--- start of DATASET ENTRIES ---

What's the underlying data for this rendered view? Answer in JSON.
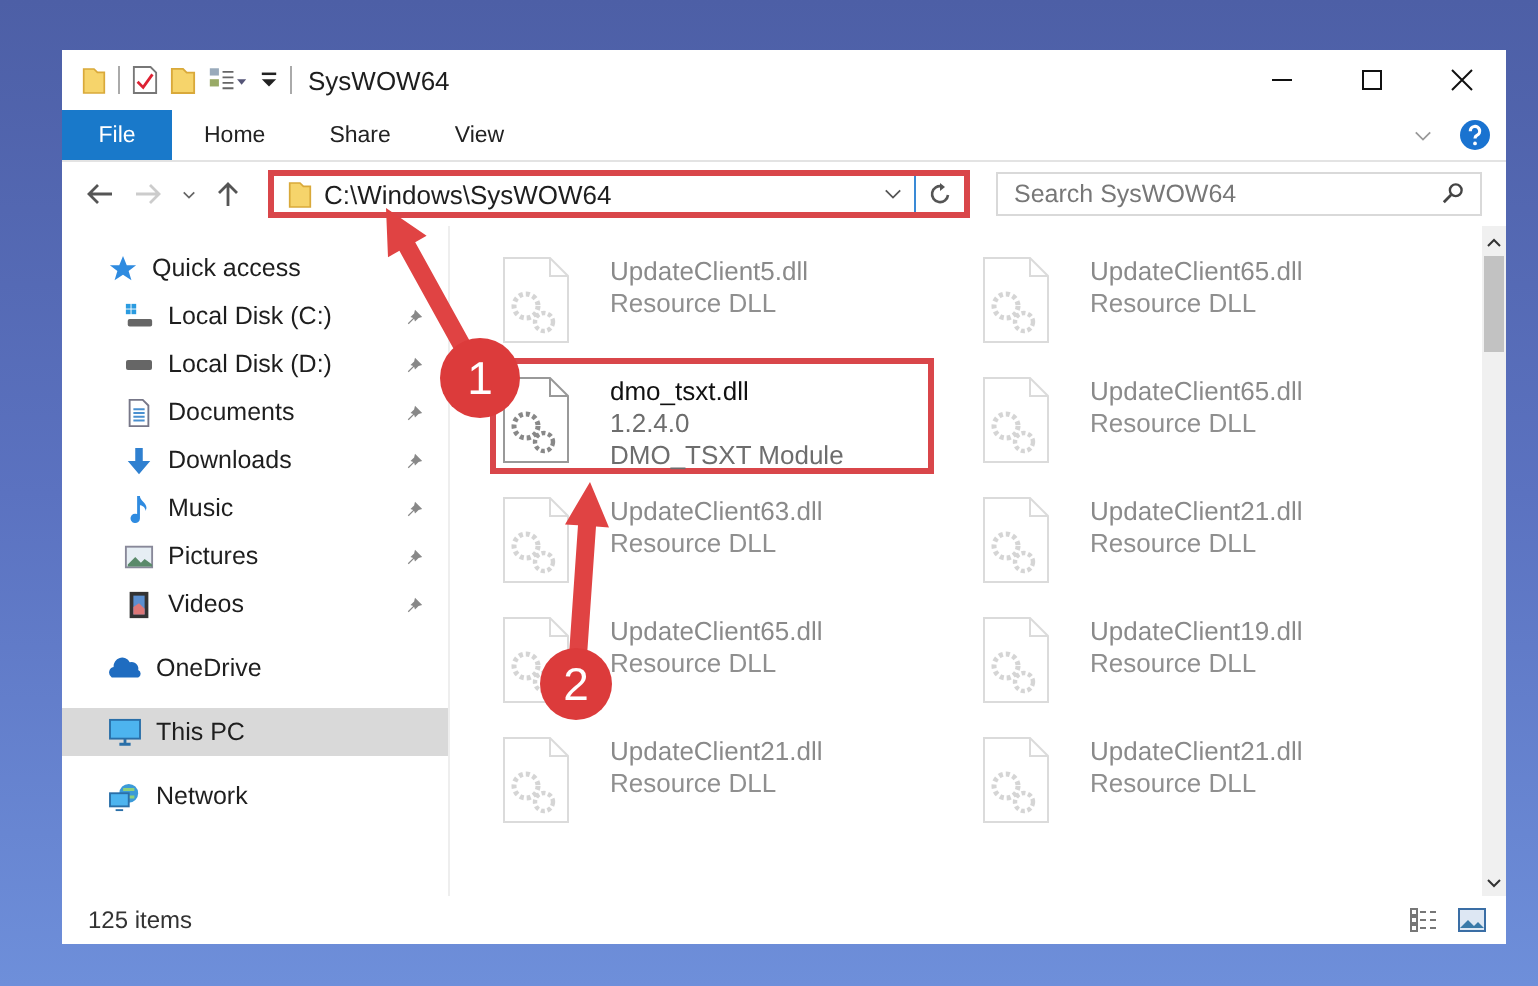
{
  "window": {
    "title": "SysWOW64"
  },
  "ribbon_tabs": [
    {
      "label": "File",
      "kind": "menu"
    },
    {
      "label": "Home",
      "kind": "tab"
    },
    {
      "label": "Share",
      "kind": "tab"
    },
    {
      "label": "View",
      "kind": "tab"
    }
  ],
  "navigation": {
    "forward_disabled": true
  },
  "address_bar": {
    "path": "C:\\Windows\\SysWOW64",
    "highlighted": true
  },
  "search": {
    "placeholder": "Search SysWOW64"
  },
  "sidebar": {
    "items": [
      {
        "label": "Quick access",
        "selected": false,
        "children": [
          {
            "label": "Local Disk (C:)",
            "pinned": true,
            "selected": false
          },
          {
            "label": "Local Disk (D:)",
            "pinned": true,
            "selected": false
          },
          {
            "label": "Documents",
            "pinned": true,
            "selected": false
          },
          {
            "label": "Downloads",
            "pinned": true,
            "selected": false
          },
          {
            "label": "Music",
            "pinned": true,
            "selected": false
          },
          {
            "label": "Pictures",
            "pinned": true,
            "selected": false
          },
          {
            "label": "Videos",
            "pinned": true,
            "selected": false
          }
        ]
      },
      {
        "label": "OneDrive",
        "selected": false
      },
      {
        "label": "This PC",
        "selected": true
      },
      {
        "label": "Network",
        "selected": false
      }
    ]
  },
  "files": [
    {
      "name": "UpdateClient5.dll",
      "details": [
        "Resource DLL"
      ],
      "blurred": true,
      "highlighted": false
    },
    {
      "name": "UpdateClient65.dll",
      "details": [
        "Resource DLL"
      ],
      "blurred": true,
      "highlighted": false
    },
    {
      "name": "dmo_tsxt.dll",
      "details": [
        "1.2.4.0",
        "DMO_TSXT Module"
      ],
      "blurred": false,
      "highlighted": true
    },
    {
      "name": "UpdateClient65.dll",
      "details": [
        "Resource DLL"
      ],
      "blurred": true,
      "highlighted": false
    },
    {
      "name": "UpdateClient63.dll",
      "details": [
        "Resource DLL"
      ],
      "blurred": true,
      "highlighted": false
    },
    {
      "name": "UpdateClient21.dll",
      "details": [
        "Resource DLL"
      ],
      "blurred": true,
      "highlighted": false
    },
    {
      "name": "UpdateClient65.dll",
      "details": [
        "Resource DLL"
      ],
      "blurred": true,
      "highlighted": false
    },
    {
      "name": "UpdateClient19.dll",
      "details": [
        "Resource DLL"
      ],
      "blurred": true,
      "highlighted": false
    },
    {
      "name": "UpdateClient21.dll",
      "details": [
        "Resource DLL"
      ],
      "blurred": true,
      "highlighted": false
    },
    {
      "name": "UpdateClient21.dll",
      "details": [
        "Resource DLL"
      ],
      "blurred": true,
      "highlighted": false
    }
  ],
  "annotations": [
    {
      "number": "1"
    },
    {
      "number": "2"
    }
  ],
  "status_bar": {
    "item_count": "125 items"
  }
}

--- end of DATASET ENTRIES ---

TASK DESCRIPTION
Return each line with "Disk".

SOLUTION TO THE PROBLEM
            "label": "Local Disk (C:)",
            "label": "Local Disk (D:)",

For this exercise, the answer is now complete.